» **EXERCISE MATERIALS**:
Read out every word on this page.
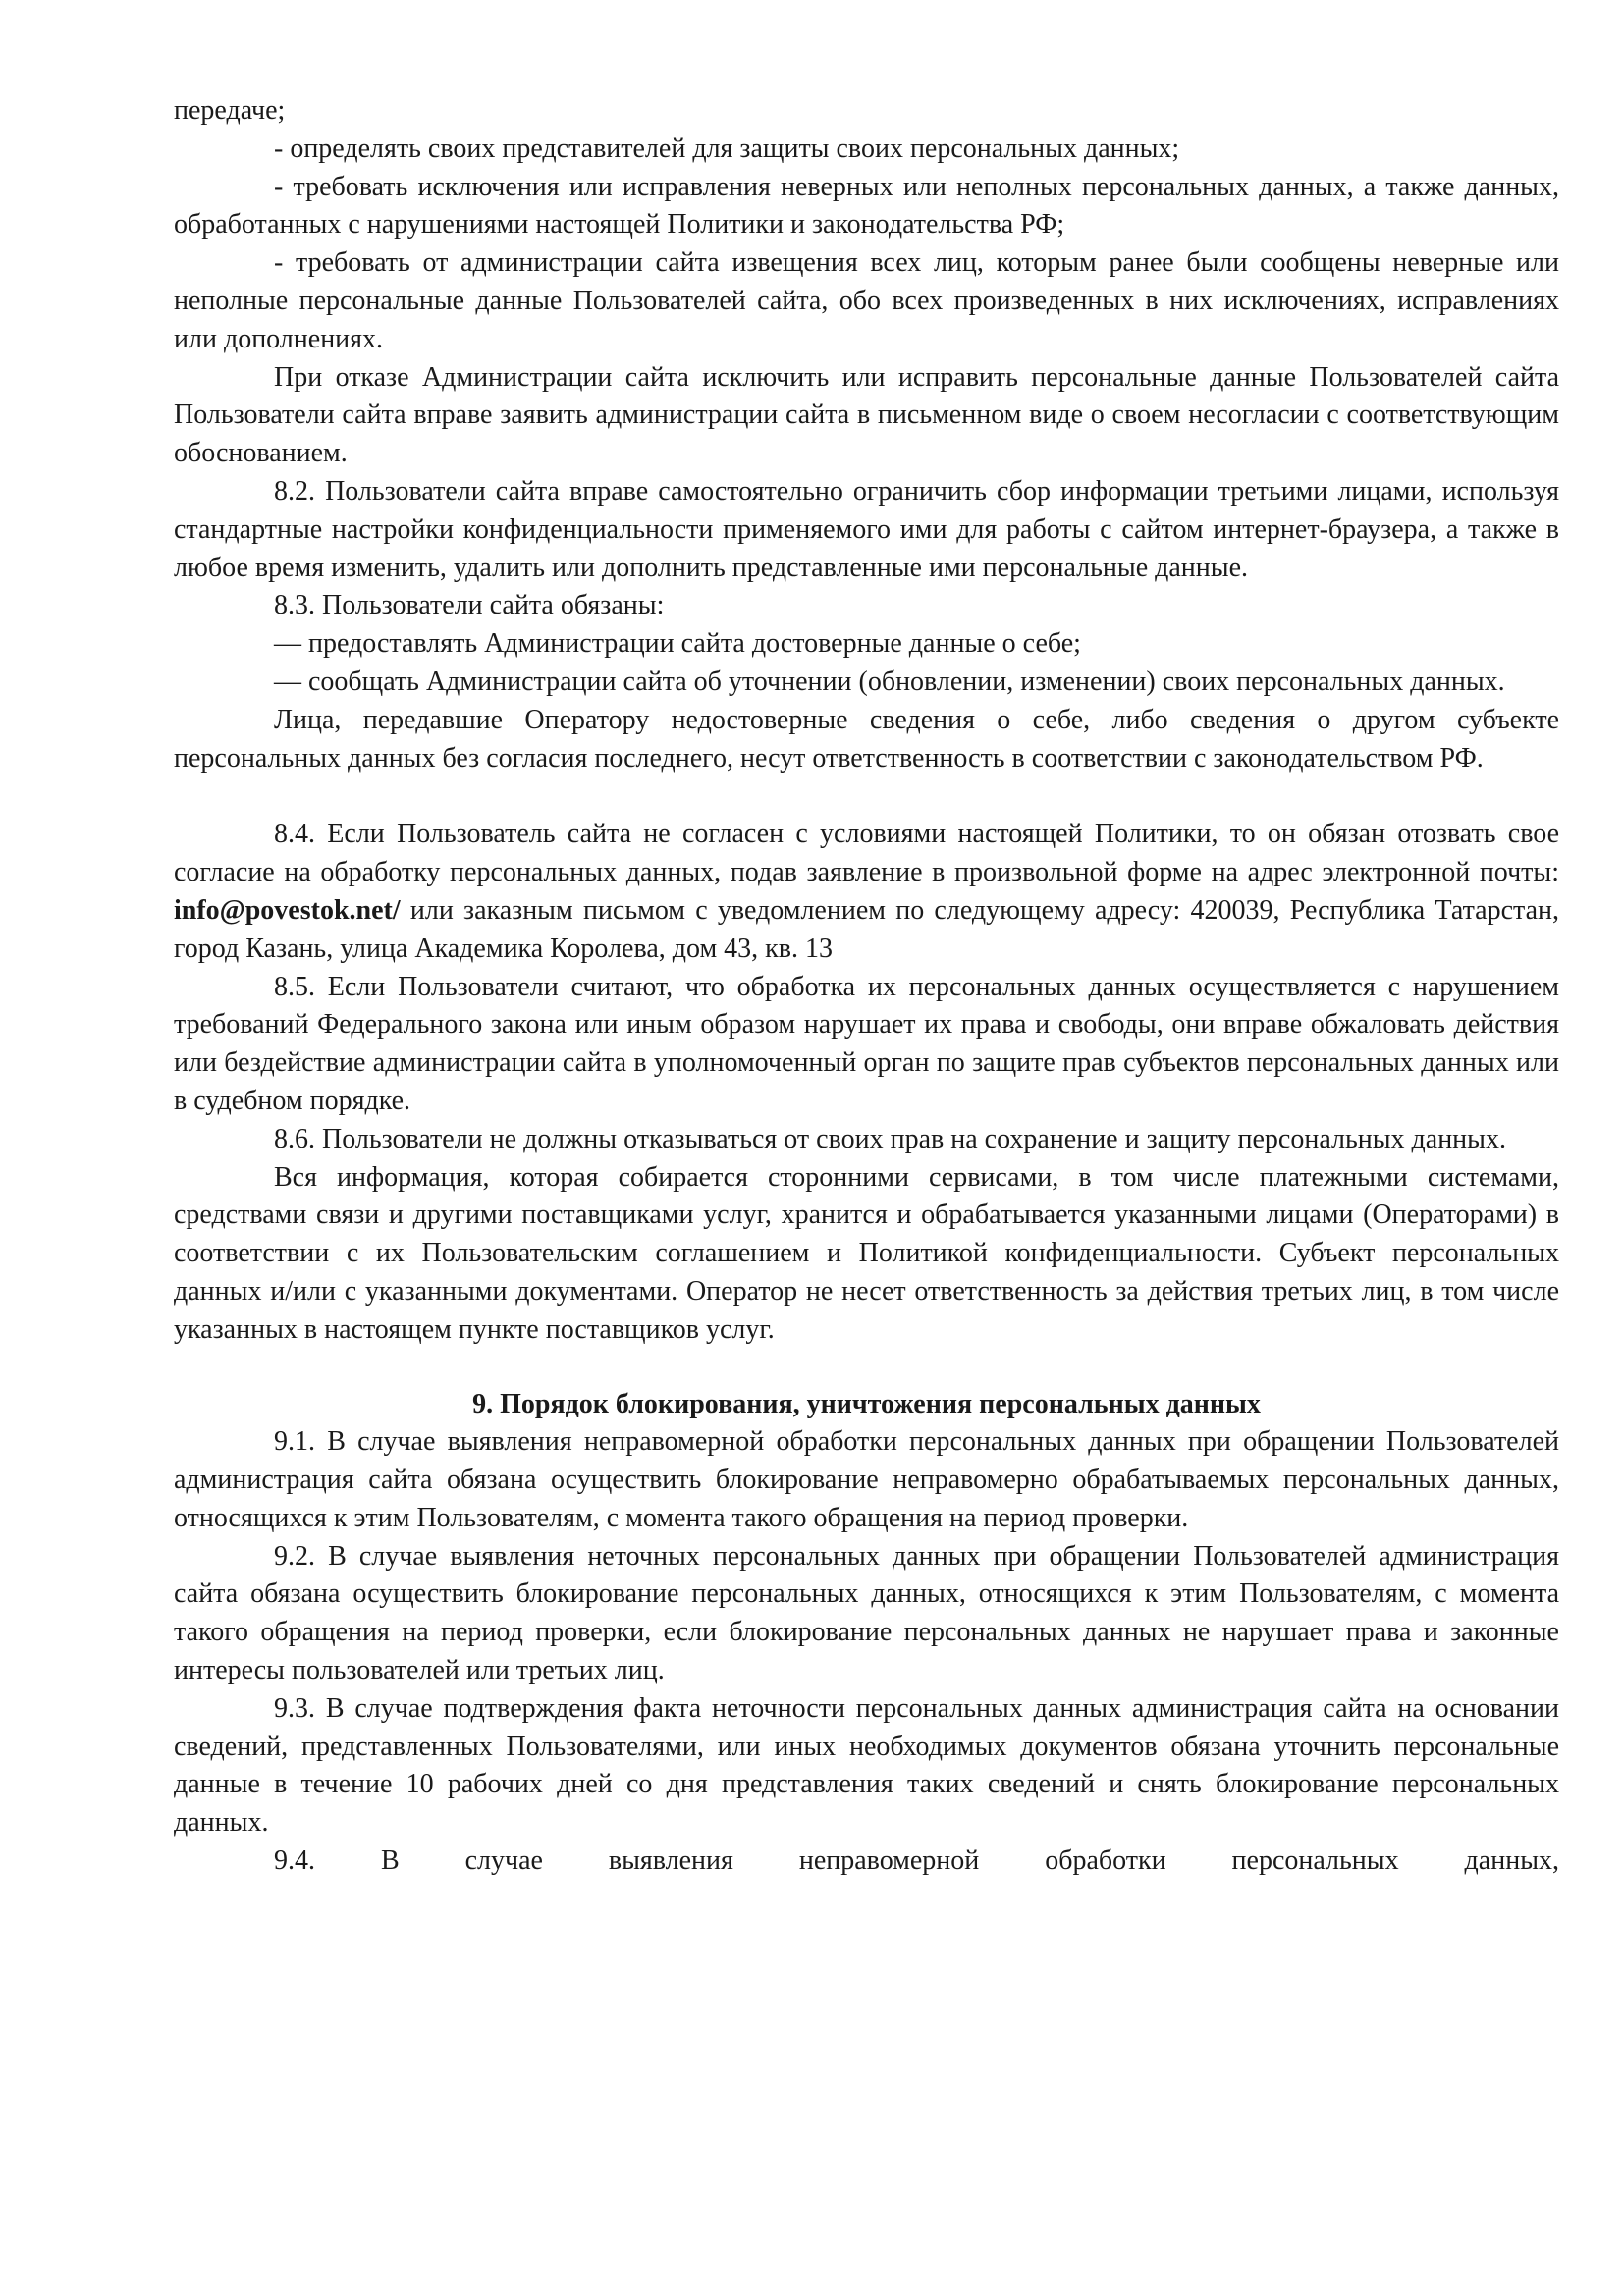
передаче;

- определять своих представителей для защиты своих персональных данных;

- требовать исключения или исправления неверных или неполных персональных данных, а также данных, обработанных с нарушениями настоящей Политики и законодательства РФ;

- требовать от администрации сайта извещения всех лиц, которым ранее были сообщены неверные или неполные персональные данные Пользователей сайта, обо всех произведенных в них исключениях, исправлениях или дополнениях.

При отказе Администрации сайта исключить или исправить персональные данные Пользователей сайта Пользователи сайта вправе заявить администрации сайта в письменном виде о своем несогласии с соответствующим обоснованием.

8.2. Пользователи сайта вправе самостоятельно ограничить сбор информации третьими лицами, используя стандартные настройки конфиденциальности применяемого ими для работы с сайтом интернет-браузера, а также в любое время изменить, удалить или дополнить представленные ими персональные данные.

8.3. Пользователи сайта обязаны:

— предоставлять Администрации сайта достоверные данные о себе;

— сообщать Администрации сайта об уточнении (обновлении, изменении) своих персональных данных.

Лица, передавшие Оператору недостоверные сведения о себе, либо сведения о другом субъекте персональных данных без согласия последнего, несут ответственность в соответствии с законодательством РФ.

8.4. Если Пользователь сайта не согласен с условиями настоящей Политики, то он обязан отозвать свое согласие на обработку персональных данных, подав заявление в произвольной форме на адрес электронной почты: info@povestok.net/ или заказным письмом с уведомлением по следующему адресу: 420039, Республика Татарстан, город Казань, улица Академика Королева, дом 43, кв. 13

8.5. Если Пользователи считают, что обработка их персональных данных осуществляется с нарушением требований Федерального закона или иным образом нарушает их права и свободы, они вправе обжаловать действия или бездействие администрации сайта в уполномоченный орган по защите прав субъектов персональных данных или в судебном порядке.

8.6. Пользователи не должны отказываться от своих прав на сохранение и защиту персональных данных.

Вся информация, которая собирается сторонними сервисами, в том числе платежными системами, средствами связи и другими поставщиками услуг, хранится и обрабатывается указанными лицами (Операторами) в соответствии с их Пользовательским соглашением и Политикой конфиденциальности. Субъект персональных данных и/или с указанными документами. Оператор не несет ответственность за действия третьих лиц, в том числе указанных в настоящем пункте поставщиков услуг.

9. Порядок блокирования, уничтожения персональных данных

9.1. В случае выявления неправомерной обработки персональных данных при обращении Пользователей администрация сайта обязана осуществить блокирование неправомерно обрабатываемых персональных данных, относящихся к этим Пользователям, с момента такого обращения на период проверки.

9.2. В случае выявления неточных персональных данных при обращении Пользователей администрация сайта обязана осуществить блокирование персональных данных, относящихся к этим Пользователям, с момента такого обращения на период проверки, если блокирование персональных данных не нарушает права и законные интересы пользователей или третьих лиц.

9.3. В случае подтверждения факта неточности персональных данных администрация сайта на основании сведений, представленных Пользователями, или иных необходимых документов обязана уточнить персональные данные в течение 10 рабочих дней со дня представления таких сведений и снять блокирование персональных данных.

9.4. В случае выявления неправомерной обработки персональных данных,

---

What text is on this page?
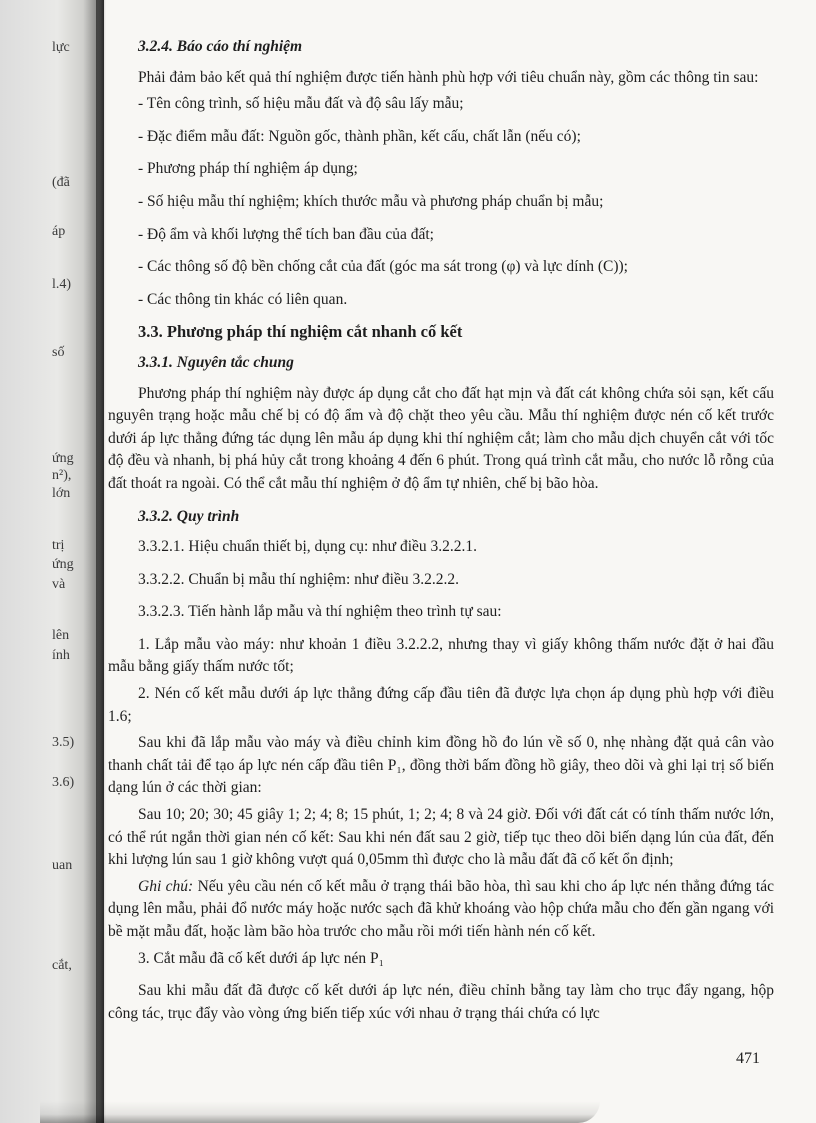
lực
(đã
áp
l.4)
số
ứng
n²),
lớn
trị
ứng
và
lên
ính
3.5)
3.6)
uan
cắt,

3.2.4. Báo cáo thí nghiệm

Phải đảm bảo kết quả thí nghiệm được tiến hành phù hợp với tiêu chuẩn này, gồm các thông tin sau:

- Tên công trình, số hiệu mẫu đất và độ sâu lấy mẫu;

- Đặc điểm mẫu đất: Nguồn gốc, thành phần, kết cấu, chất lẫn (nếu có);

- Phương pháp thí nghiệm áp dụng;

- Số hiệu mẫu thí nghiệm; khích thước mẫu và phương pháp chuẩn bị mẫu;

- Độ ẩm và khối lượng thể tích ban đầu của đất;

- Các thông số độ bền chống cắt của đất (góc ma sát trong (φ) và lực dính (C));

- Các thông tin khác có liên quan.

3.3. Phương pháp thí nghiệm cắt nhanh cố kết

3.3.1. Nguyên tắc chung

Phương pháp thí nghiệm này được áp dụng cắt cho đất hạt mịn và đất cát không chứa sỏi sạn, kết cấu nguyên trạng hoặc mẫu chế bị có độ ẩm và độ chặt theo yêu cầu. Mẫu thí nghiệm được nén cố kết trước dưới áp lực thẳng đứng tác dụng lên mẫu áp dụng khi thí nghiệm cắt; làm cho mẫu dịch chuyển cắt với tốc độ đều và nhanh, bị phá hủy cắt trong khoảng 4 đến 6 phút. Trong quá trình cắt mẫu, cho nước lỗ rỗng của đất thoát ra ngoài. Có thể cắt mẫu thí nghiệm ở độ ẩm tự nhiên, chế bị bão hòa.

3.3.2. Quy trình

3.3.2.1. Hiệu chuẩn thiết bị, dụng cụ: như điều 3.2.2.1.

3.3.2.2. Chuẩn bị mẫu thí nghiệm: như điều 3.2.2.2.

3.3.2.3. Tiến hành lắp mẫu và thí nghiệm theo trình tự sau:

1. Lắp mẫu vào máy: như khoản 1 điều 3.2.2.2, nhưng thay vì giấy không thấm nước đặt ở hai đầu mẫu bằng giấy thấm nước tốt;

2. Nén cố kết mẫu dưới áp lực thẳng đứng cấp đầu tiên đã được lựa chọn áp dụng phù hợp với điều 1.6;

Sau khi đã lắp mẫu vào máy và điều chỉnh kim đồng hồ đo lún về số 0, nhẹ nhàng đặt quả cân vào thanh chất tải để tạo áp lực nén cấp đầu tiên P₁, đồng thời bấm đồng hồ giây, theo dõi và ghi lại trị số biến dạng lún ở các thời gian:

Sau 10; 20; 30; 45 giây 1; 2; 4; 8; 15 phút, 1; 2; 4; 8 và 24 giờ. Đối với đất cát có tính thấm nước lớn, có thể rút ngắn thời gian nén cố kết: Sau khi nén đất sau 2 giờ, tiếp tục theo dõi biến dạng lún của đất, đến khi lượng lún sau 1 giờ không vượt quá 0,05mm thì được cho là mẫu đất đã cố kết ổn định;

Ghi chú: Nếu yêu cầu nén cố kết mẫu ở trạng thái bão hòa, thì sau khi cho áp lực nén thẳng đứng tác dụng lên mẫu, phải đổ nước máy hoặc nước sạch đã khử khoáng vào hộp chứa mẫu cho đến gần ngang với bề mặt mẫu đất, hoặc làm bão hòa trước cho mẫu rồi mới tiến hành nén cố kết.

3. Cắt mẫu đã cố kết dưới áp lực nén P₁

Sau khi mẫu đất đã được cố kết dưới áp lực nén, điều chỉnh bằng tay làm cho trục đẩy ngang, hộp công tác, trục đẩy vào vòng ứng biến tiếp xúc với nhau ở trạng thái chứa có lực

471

» **TASK REQUIREMENTS**:
Which lines of the data above contain "конфиденциальности"? Copy each one.

» **ANSWER FOR THIS EXERCISE**:
8.2. Пользователи сайта вправе самостоятельно ограничить сбор информации третьими лицами, используя стандартные настройки конфиденциальности применяемого ими для работы с сайтом интернет-браузера, а также в любое время изменить, удалить или дополнить представленные ими персональные данные.
Вся информация, которая собирается сторонними сервисами, в том числе платежными системами, средствами связи и другими поставщиками услуг, хранится и обрабатывается указанными лицами (Операторами) в соответствии с их Пользовательским соглашением и Политикой конфиденциальности. Субъект персональных данных и/или с указанными документами. Оператор не несет ответственность за действия третьих лиц, в том числе указанных в настоящем пункте поставщиков услуг.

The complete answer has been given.